:: MATERIAL PROVIDED ::
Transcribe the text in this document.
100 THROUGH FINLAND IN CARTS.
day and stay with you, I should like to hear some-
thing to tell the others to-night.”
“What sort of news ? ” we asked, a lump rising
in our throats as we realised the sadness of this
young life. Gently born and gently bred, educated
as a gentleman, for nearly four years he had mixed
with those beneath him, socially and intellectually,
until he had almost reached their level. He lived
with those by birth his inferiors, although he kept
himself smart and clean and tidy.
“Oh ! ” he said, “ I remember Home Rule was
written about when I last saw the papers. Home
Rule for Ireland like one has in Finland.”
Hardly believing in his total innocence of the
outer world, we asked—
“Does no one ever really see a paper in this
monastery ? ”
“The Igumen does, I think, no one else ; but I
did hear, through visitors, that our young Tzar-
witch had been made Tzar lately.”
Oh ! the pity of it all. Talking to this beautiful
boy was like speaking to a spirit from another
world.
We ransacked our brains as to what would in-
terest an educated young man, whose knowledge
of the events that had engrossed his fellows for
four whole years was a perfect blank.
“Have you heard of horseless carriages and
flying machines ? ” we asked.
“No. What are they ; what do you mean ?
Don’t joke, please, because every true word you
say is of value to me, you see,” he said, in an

:: REQUIREMENTS ::
Using the data above, copy each line that contains "educated".

:: SOLUTION FOR THIS EXERCISE ::
young life. Gently born and gently bred, educated
terest an educated young man, whose knowledge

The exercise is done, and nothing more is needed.